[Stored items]
begin

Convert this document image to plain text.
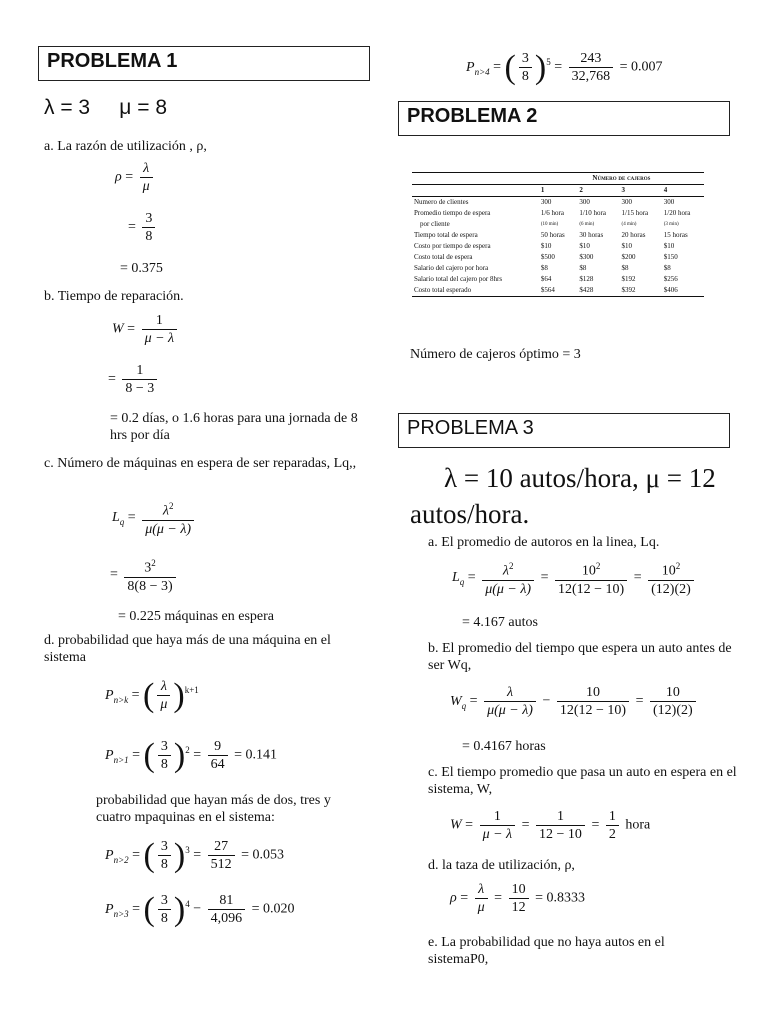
PROBLEMA 1
λ = 3     μ = 8
a. La razón de utilización , ρ,
$\rho = \frac{\lambda}{\mu}$
= $\frac{3}{8}$
= 0.375
b. Tiempo de reparación.
$W = \frac{1}{\mu - \lambda}$
= $\frac{1}{8 - 3}$
= 0.2 días, o 1.6 horas para una jornada de 8 hrs por día
c. Número de máquinas en espera de ser reparadas, Lq,,
$L_q = \frac{\lambda^2}{\mu(\mu - \lambda)}$
= $\frac{3^2}{8(8 - 3)}$
= 0.225 máquinas en espera
d. probabilidad que haya más de una máquina en el sistema
$P_{n>k}$ = ( $\frac{\lambda}{\mu} )^{k+1}$
$P_{n>1}$ = ( $\frac{3}{8} )^2 = \frac{9}{64} = 0.141$
probabilidad que hayan más de dos, tres y cuatro mpaquinas en el sistema:
$P_{n>2}$ = ( $\frac{3}{8} )^3 = \frac{27}{512} = 0.053$
$P_{n>3}$ = ( $\frac{3}{8} )^4 - \frac{81}{4,096} = 0.020$
$P_{n>4}$ = ( $\frac{3}{8} )^5 = \frac{243}{32,768} = 0.007$
PROBLEMA 2
	Número de cajeros			
	1	2	3	4
Numero de clientes	300	300	300	300
Promedio tiempo de espera	1/6 hora	1/10 hora	1/15 hora	1/20 hora
por cliente	(10 min)	(6 min)	(4 min)	(3 min)
Tiempo total de espera	50 horas	30 horas	20 horas	15 horas
Costo por tiempo de espera	$10	$10	$10	$10
Costo total de espera	$500	$300	$200	$150
Salario del cajero por hora	$8	$8	$8	$8
Salario total del cajero por 8hrs	$64	$128	$192	$256
Costo total esperado	$564	$428	$392	$406
Número de cajeros óptimo = 3
PROBLEMA 3
λ = 10 autos/hora, μ = 12 autos/hora.
a. El promedio de autoros en la linea, Lq.
$L_q = \frac{\lambda^2}{\mu(\mu - \lambda)} = \frac{10^2}{12(12 - 10)} = \frac{10^2}{(12)(2)}$
= 4.167 autos
b. El promedio del tiempo que espera un auto antes de ser Wq,
$W_q = \frac{\lambda}{\mu(\mu - \lambda)} - \frac{10}{12(12 - 10)} = \frac{10}{(12)(2)}$
= 0.4167 horas
c. El tiempo promedio que pasa un auto en espera en el sistema, W,
$W = \frac{1}{\mu - \lambda} = \frac{1}{12 - 10} = \frac{1}{2}$ hora
d. la taza de utilización, ρ,
$\rho = \frac{\lambda}{\mu} = \frac{10}{12} = 0.8333$
e. La probabilidad que no haya autos en el sistemaP0,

end

## Written request
Extract all the data above exactly, excluding every picture.

## Complete answer
Convert this document image to plain text.
PROBLEMA 1
λ = 3     μ = 8
a. La razón de utilización , ρ,
$\rho = \frac{\lambda}{\mu}$
= $\frac{3}{8}$
= 0.375
b. Tiempo de reparación.
$W = \frac{1}{\mu - \lambda}$
= $\frac{1}{8 - 3}$
= 0.2 días, o 1.6 horas para una jornada de 8 hrs por día
c. Número de máquinas en espera de ser reparadas, Lq,,
$L_q = \frac{\lambda^2}{\mu(\mu - \lambda)}$
= $\frac{3^2}{8(8 - 3)}$
= 0.225 máquinas en espera
d. probabilidad que haya más de una máquina en el sistema
$P_{n>k}$ = ( $\frac{\lambda}{\mu} )^{k+1}$
$P_{n>1}$ = ( $\frac{3}{8} )^2 = \frac{9}{64} = 0.141$
probabilidad que hayan más de dos, tres y cuatro mpaquinas en el sistema:
$P_{n>2}$ = ( $\frac{3}{8} )^3 = \frac{27}{512} = 0.053$
$P_{n>3}$ = ( $\frac{3}{8} )^4 - \frac{81}{4,096} = 0.020$
$P_{n>4}$ = ( $\frac{3}{8} )^5 = \frac{243}{32,768} = 0.007$
PROBLEMA 2
	Número de cajeros			
	1	2	3	4
Numero de clientes	300	300	300	300
Promedio tiempo de espera	1/6 hora	1/10 hora	1/15 hora	1/20 hora
por cliente	(10 min)	(6 min)	(4 min)	(3 min)
Tiempo total de espera	50 horas	30 horas	20 horas	15 horas
Costo por tiempo de espera	$10	$10	$10	$10
Costo total de espera	$500	$300	$200	$150
Salario del cajero por hora	$8	$8	$8	$8
Salario total del cajero por 8hrs	$64	$128	$192	$256
Costo total esperado	$564	$428	$392	$406
Número de cajeros óptimo = 3
PROBLEMA 3
λ = 10 autos/hora, μ = 12 autos/hora.
a. El promedio de autoros en la linea, Lq.
$L_q = \frac{\lambda^2}{\mu(\mu - \lambda)} = \frac{10^2}{12(12 - 10)} = \frac{10^2}{(12)(2)}$
= 4.167 autos
b. El promedio del tiempo que espera un auto antes de ser Wq,
$W_q = \frac{\lambda}{\mu(\mu - \lambda)} - \frac{10}{12(12 - 10)} = \frac{10}{(12)(2)}$
= 0.4167 horas
c. El tiempo promedio que pasa un auto en espera en el sistema, W,
$W = \frac{1}{\mu - \lambda} = \frac{1}{12 - 10} = \frac{1}{2}$ hora
d. la taza de utilización, ρ,
$\rho = \frac{\lambda}{\mu} = \frac{10}{12} = 0.8333$
e. La probabilidad que no haya autos en el sistemaP0,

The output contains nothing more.